The records below are to be repeated in full, exactly as they are.

*ROWS:*
——————
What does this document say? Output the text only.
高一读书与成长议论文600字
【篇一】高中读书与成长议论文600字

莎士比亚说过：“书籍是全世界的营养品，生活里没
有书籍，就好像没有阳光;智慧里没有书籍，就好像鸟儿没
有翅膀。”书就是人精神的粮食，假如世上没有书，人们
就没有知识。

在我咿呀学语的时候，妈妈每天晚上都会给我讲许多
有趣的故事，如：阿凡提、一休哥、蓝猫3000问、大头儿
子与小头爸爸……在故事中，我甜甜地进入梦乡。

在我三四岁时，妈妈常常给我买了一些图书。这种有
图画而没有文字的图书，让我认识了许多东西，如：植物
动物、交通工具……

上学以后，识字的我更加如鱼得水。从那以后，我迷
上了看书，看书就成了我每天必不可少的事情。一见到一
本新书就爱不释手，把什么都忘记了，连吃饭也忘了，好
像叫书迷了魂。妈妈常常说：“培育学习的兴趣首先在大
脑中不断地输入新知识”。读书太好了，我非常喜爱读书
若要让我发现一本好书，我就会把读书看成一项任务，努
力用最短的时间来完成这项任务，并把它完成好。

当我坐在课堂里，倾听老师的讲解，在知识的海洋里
——————
*REPLY TO THE TASK:*
What does this document say? Output the text only.
高一读书与成长议论文600字
【篇一】高中读书与成长议论文600字

莎士比亚说过：“书籍是全世界的营养品，生活里没
有书籍，就好像没有阳光;智慧里没有书籍，就好像鸟儿没
有翅膀。”书就是人精神的粮食，假如世上没有书，人们
就没有知识。

在我咿呀学语的时候，妈妈每天晚上都会给我讲许多
有趣的故事，如：阿凡提、一休哥、蓝猫3000问、大头儿
子与小头爸爸……在故事中，我甜甜地进入梦乡。

在我三四岁时，妈妈常常给我买了一些图书。这种有
图画而没有文字的图书，让我认识了许多东西，如：植物
动物、交通工具……

上学以后，识字的我更加如鱼得水。从那以后，我迷
上了看书，看书就成了我每天必不可少的事情。一见到一
本新书就爱不释手，把什么都忘记了，连吃饭也忘了，好
像叫书迷了魂。妈妈常常说：“培育学习的兴趣首先在大
脑中不断地输入新知识”。读书太好了，我非常喜爱读书
若要让我发现一本好书，我就会把读书看成一项任务，努
力用最短的时间来完成这项任务，并把它完成好。

当我坐在课堂里，倾听老师的讲解，在知识的海洋里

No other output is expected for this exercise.